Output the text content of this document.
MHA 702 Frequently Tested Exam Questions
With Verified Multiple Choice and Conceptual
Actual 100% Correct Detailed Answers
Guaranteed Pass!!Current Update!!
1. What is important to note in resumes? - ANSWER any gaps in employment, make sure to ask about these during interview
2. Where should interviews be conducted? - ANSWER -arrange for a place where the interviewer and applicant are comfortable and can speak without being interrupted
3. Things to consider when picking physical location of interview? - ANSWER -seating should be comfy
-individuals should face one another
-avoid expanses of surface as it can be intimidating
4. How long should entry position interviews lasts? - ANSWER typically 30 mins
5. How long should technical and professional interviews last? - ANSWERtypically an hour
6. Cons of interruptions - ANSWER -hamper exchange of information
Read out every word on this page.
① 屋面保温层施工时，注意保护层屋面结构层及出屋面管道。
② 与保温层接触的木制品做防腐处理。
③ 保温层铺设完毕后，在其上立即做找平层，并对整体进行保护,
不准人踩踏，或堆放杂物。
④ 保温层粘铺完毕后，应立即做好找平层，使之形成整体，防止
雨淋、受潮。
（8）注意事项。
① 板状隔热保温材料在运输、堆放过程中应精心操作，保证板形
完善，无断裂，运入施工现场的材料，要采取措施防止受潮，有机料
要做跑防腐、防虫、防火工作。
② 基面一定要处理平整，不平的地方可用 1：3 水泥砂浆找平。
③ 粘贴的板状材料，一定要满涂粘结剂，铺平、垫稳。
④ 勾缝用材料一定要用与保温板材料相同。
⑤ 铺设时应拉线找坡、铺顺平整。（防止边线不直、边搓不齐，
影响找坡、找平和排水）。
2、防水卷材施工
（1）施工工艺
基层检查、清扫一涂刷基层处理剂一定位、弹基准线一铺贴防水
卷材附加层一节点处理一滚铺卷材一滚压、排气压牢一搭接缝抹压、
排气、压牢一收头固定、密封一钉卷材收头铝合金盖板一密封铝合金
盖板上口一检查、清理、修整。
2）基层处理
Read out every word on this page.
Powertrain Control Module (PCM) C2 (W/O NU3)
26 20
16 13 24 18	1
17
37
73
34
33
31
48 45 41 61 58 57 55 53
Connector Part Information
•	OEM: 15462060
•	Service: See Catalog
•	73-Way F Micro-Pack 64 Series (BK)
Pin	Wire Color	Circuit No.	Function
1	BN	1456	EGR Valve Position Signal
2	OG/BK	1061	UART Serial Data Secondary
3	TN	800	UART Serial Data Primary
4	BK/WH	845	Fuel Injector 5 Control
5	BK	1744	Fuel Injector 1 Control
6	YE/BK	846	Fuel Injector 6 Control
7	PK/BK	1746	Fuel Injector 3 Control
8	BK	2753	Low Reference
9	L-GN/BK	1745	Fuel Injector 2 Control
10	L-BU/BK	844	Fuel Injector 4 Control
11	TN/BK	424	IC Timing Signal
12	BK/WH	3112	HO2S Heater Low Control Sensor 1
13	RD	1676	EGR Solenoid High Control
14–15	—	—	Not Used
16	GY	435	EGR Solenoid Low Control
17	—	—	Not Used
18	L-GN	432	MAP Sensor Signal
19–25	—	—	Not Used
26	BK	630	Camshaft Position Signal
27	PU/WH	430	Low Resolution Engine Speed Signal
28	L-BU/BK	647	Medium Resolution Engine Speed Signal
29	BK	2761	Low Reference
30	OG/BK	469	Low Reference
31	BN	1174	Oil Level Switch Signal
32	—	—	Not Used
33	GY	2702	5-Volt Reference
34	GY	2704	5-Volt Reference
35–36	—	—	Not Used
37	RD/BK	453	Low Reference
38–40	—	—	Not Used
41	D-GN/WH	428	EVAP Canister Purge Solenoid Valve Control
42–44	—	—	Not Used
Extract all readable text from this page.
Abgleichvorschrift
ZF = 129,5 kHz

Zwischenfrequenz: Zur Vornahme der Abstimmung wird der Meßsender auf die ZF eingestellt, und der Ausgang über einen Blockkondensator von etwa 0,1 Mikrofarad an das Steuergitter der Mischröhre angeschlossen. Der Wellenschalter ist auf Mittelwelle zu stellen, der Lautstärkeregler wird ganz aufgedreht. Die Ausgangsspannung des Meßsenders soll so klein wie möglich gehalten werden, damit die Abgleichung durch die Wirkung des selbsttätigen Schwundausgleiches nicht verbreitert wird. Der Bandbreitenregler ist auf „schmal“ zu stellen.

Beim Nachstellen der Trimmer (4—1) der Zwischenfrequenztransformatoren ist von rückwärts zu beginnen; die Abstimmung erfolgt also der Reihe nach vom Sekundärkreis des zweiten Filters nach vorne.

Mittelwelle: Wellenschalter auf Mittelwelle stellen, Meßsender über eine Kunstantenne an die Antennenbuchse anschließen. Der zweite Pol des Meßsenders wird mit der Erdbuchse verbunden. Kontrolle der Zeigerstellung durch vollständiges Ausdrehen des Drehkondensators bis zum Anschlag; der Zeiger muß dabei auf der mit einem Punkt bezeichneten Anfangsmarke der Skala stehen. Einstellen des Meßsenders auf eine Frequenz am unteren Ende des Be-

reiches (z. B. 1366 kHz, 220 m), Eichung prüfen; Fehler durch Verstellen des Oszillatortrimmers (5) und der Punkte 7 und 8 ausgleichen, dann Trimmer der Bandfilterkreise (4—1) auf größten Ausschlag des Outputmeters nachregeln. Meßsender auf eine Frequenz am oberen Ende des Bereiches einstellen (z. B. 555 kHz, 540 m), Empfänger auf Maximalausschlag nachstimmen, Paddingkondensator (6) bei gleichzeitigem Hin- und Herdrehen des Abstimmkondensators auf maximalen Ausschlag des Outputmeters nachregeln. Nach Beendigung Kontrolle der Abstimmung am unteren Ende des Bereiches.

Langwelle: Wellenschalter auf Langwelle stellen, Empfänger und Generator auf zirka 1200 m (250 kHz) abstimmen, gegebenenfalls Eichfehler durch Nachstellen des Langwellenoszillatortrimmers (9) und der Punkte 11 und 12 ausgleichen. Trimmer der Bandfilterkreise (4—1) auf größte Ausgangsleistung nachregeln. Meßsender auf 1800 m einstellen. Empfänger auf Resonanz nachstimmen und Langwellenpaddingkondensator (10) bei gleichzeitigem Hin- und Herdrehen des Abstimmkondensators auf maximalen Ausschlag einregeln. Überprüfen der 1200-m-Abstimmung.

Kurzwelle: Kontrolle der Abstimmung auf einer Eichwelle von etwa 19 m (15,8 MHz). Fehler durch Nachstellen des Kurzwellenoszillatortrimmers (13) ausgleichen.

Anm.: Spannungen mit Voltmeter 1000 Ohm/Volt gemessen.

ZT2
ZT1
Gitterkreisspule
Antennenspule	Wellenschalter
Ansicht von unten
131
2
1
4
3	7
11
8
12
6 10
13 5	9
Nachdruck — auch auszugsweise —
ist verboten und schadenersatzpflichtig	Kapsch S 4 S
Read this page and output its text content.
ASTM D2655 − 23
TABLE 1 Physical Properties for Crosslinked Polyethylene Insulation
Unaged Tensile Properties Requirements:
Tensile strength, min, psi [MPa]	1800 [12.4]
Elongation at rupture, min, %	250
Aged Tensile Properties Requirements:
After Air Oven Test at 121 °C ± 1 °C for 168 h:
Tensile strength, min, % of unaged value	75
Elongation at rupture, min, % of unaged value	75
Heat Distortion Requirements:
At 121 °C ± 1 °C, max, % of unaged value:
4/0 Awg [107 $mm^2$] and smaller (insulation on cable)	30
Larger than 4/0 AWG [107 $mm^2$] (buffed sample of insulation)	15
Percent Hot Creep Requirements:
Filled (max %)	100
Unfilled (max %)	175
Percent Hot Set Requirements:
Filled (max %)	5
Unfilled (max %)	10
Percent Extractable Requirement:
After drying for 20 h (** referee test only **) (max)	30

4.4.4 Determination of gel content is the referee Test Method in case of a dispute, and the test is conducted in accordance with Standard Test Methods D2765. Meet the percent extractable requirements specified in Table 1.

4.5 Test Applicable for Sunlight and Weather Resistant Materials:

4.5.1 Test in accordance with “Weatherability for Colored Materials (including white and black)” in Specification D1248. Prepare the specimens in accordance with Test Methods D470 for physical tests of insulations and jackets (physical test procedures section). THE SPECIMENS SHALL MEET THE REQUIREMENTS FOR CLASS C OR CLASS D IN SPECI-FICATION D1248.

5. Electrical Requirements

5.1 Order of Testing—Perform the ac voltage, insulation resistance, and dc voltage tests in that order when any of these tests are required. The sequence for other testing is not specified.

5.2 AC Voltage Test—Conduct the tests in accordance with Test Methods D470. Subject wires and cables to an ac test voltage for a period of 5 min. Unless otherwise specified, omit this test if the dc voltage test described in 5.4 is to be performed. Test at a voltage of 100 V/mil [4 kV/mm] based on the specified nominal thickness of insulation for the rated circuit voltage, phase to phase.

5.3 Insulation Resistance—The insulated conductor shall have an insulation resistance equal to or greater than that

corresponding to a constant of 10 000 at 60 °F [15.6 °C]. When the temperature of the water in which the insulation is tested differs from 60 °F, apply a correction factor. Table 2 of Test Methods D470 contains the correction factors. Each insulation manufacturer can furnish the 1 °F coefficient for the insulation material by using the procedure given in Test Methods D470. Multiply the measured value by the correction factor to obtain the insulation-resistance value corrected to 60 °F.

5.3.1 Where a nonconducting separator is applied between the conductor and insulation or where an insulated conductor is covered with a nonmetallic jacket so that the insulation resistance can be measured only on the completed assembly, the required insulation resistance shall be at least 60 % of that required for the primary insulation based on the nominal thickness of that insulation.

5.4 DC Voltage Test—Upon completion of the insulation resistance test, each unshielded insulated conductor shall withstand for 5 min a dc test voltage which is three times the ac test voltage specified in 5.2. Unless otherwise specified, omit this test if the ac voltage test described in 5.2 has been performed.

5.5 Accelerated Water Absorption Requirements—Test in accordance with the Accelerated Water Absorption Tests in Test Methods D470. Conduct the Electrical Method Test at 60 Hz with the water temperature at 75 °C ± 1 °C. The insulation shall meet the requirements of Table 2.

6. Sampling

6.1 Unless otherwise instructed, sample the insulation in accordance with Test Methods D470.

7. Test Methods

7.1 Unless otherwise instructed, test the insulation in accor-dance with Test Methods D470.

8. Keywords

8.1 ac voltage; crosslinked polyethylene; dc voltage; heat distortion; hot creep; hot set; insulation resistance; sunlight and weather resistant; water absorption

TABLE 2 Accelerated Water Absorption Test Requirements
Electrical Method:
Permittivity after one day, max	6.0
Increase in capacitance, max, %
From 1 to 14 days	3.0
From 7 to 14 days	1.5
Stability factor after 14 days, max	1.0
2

****************************************

Direction:
Pull out every line above that holds the word "Mittelwelle".

The reply:
Zwischenfrequenz: Zur Vornahme der Abstimmung wird der Meßsender auf die ZF eingestellt, und der Ausgang über einen Blockkondensator von etwa 0,1 Mikrofarad an das Steuergitter der Mischröhre angeschlossen. Der Wellenschalter ist auf Mittelwelle zu stellen, der Lautstärkeregler wird ganz aufgedreht. Die Ausgangsspannung des Meßsenders soll so klein wie möglich gehalten werden, damit die Abgleichung durch die Wirkung des selbsttätigen Schwundausgleiches nicht verbreitert wird. Der Bandbreitenregler ist auf „schmal“ zu stellen.
Mittelwelle: Wellenschalter auf Mittelwelle stellen, Meßsender über eine Kunstantenne an die Antennenbuchse anschließen. Der zweite Pol des Meßsenders wird mit der Erdbuchse verbunden. Kontrolle der Zeigerstellung durch vollständiges Ausdrehen des Drehkondensators bis zum Anschlag; der Zeiger muß dabei auf der mit einem Punkt bezeichneten Anfangsmarke der Skala stehen. Einstellen des Meßsenders auf eine Frequenz am unteren Ende des Be-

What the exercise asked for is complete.